What you should do: From the records below, give the number of lines that contain the string "xuất", without any other text.
— start Entries supplied —
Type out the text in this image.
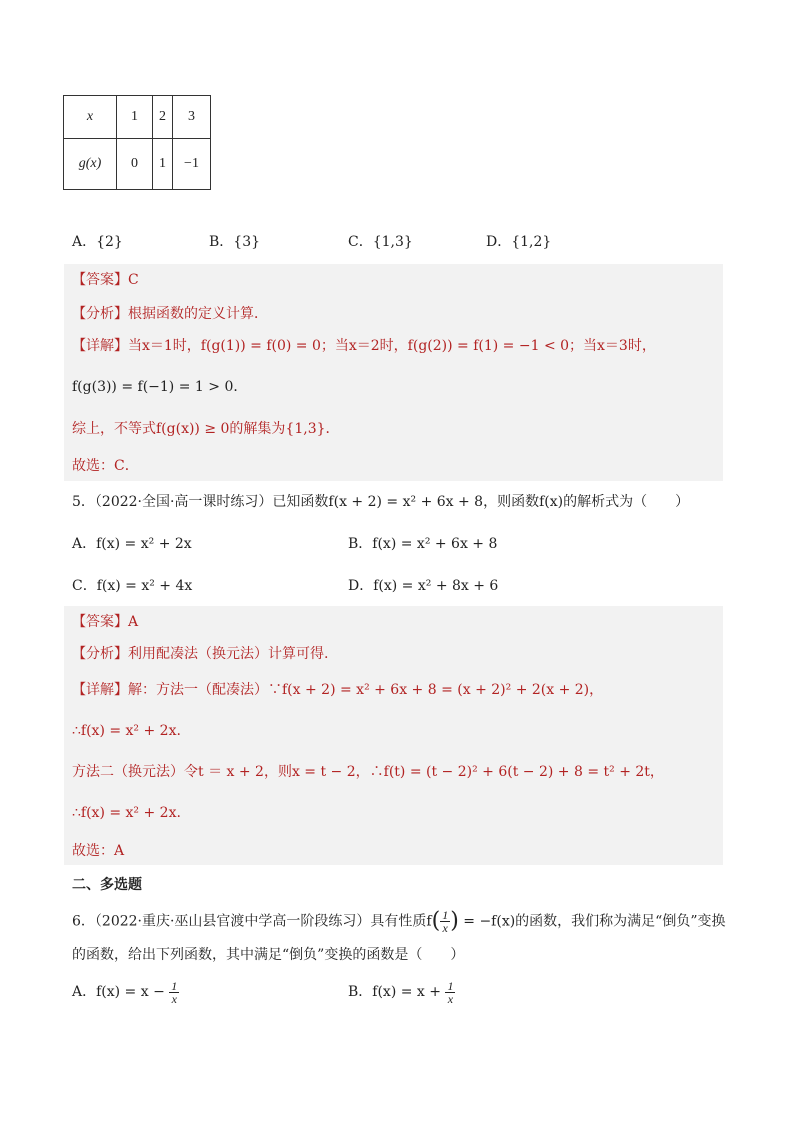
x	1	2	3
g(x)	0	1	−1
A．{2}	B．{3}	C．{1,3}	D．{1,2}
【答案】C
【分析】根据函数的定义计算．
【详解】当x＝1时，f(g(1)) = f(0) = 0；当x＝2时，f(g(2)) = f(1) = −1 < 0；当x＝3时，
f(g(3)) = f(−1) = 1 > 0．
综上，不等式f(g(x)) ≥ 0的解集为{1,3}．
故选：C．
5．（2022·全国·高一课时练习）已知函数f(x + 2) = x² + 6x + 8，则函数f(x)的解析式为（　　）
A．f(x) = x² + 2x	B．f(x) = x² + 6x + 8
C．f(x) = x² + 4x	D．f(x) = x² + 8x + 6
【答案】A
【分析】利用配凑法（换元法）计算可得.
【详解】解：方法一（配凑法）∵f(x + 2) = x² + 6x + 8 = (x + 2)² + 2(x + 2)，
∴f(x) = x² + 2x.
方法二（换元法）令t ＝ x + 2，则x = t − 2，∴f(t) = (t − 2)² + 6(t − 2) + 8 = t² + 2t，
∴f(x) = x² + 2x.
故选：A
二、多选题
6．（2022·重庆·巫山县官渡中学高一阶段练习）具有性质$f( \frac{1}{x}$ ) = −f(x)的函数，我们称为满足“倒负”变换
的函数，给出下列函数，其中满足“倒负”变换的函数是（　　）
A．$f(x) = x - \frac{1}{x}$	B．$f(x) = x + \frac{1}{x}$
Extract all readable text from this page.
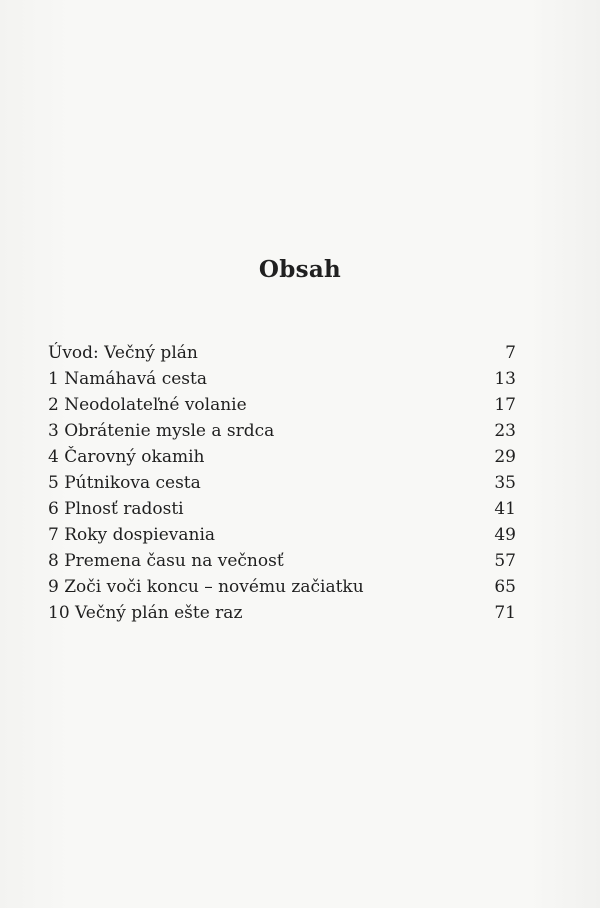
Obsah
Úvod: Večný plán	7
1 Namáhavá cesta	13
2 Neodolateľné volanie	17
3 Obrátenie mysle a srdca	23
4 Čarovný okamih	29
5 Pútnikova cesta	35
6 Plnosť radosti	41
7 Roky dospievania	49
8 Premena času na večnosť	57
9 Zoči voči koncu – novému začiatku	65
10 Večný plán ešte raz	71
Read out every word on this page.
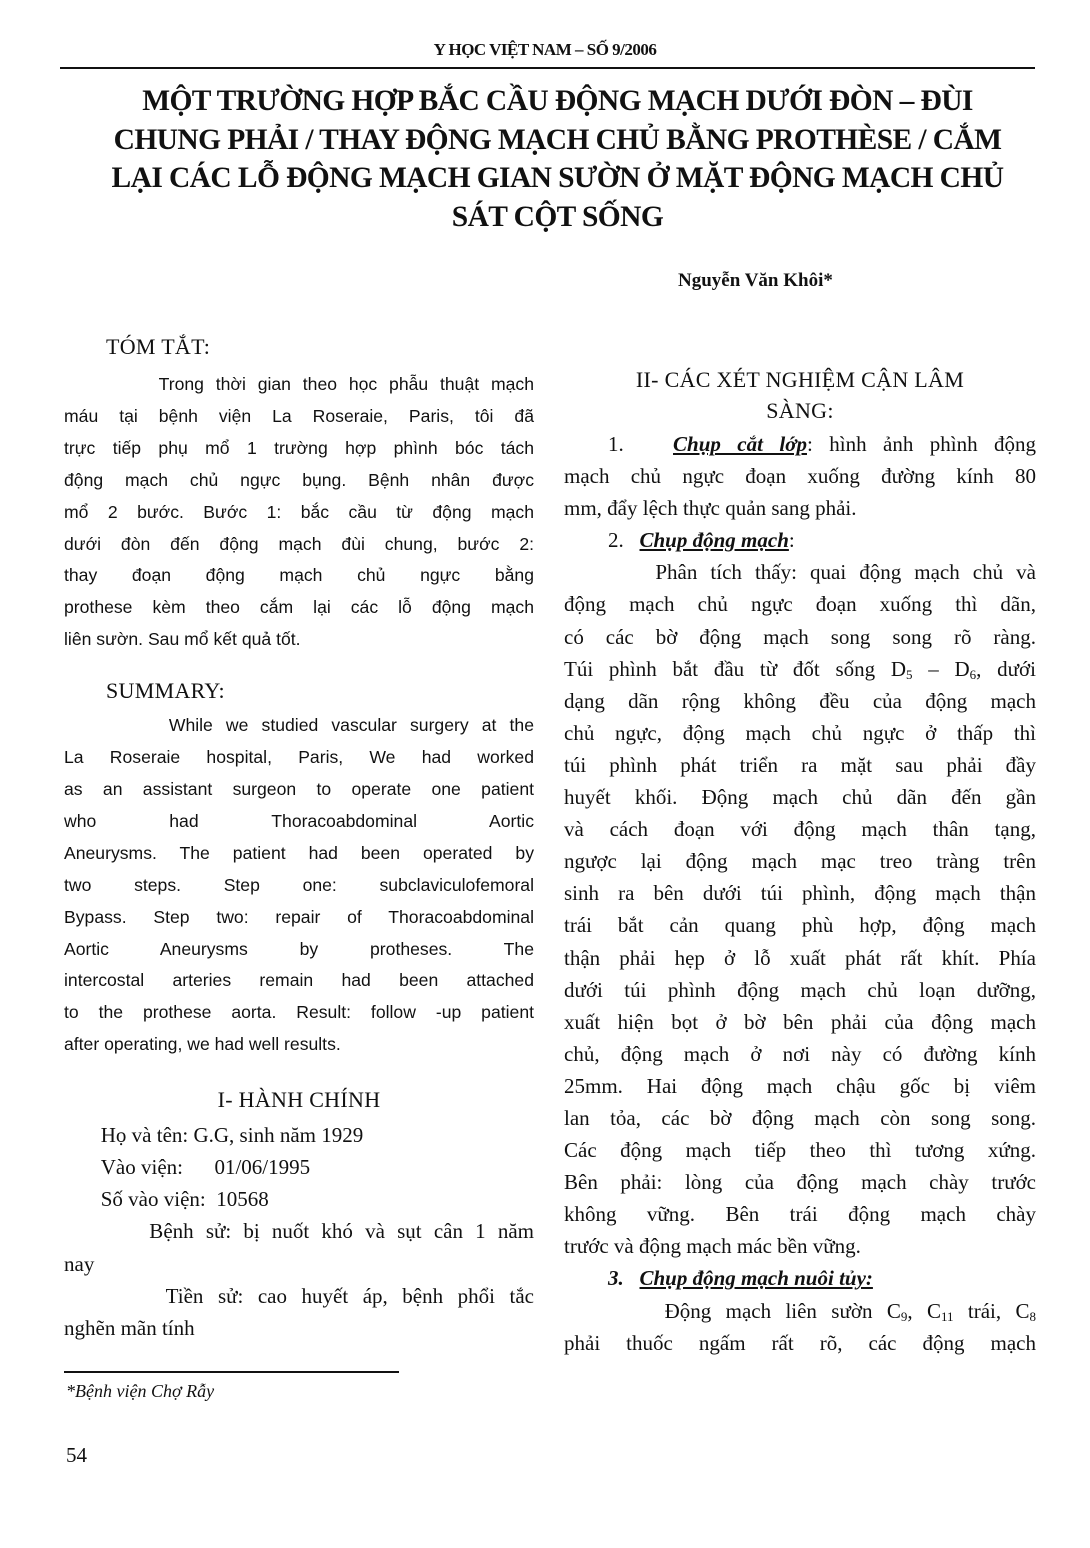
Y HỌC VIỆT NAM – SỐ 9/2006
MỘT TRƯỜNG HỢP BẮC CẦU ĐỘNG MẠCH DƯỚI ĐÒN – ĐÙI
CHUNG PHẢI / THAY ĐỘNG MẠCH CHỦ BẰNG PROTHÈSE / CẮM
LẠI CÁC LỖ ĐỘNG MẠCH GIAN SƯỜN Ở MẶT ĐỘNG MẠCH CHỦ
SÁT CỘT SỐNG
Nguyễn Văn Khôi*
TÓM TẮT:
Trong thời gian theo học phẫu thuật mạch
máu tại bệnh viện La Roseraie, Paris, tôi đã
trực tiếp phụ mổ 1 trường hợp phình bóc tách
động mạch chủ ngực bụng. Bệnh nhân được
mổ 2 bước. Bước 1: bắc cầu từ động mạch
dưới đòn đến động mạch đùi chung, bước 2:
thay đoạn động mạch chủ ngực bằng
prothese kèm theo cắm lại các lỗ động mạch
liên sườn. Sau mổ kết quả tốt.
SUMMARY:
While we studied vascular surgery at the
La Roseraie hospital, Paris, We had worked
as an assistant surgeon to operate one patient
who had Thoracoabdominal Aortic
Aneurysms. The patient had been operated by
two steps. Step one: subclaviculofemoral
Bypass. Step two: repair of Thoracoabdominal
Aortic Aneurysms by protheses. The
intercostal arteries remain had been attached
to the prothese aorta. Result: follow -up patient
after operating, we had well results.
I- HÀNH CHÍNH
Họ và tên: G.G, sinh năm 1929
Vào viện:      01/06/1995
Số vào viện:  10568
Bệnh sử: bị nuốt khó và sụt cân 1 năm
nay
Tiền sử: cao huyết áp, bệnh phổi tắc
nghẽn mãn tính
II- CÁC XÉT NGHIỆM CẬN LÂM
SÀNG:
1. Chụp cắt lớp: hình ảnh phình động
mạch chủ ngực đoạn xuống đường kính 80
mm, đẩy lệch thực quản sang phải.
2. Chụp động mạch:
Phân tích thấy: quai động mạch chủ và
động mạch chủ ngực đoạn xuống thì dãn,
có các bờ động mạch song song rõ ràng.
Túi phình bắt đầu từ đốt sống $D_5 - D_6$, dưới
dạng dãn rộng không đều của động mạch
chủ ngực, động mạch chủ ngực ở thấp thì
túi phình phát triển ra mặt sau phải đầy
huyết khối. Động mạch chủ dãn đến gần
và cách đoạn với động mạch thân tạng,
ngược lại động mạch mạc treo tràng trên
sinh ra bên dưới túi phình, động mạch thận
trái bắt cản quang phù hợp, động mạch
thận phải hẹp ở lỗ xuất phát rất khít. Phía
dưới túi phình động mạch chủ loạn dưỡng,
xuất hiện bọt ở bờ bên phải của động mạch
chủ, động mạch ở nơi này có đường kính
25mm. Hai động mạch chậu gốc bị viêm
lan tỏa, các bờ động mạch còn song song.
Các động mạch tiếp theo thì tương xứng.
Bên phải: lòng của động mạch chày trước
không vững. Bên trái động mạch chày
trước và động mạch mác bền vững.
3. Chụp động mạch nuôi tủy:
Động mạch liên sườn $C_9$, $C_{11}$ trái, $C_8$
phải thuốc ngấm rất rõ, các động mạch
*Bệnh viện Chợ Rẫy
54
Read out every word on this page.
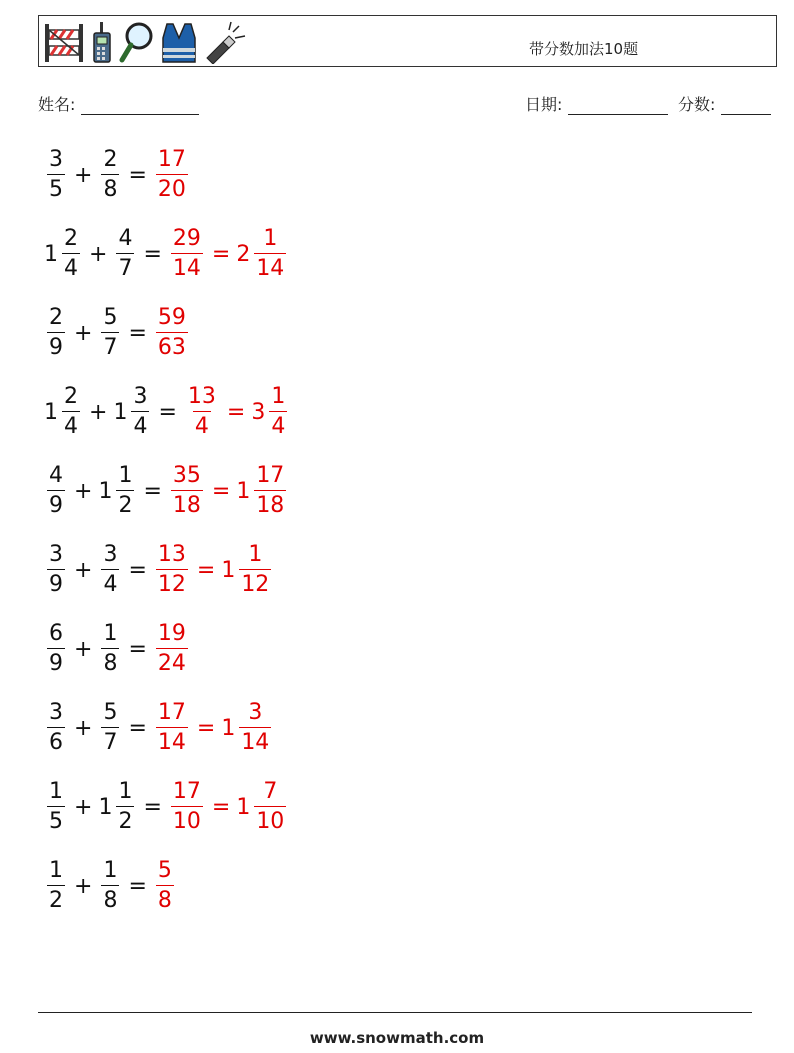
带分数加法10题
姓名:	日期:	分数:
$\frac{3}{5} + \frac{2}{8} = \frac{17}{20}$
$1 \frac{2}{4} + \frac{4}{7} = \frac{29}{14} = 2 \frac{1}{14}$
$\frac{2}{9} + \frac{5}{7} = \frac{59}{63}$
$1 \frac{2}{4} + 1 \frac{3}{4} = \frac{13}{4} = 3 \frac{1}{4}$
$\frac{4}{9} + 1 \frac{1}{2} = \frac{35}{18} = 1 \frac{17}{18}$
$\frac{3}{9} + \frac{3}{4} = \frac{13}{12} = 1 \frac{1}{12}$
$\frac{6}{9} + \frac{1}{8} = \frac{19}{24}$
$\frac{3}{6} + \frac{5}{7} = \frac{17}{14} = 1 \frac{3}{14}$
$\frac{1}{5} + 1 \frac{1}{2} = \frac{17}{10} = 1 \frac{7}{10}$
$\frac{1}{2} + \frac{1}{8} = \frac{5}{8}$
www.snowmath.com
— end Entries supplied —
Result for this exercise: 2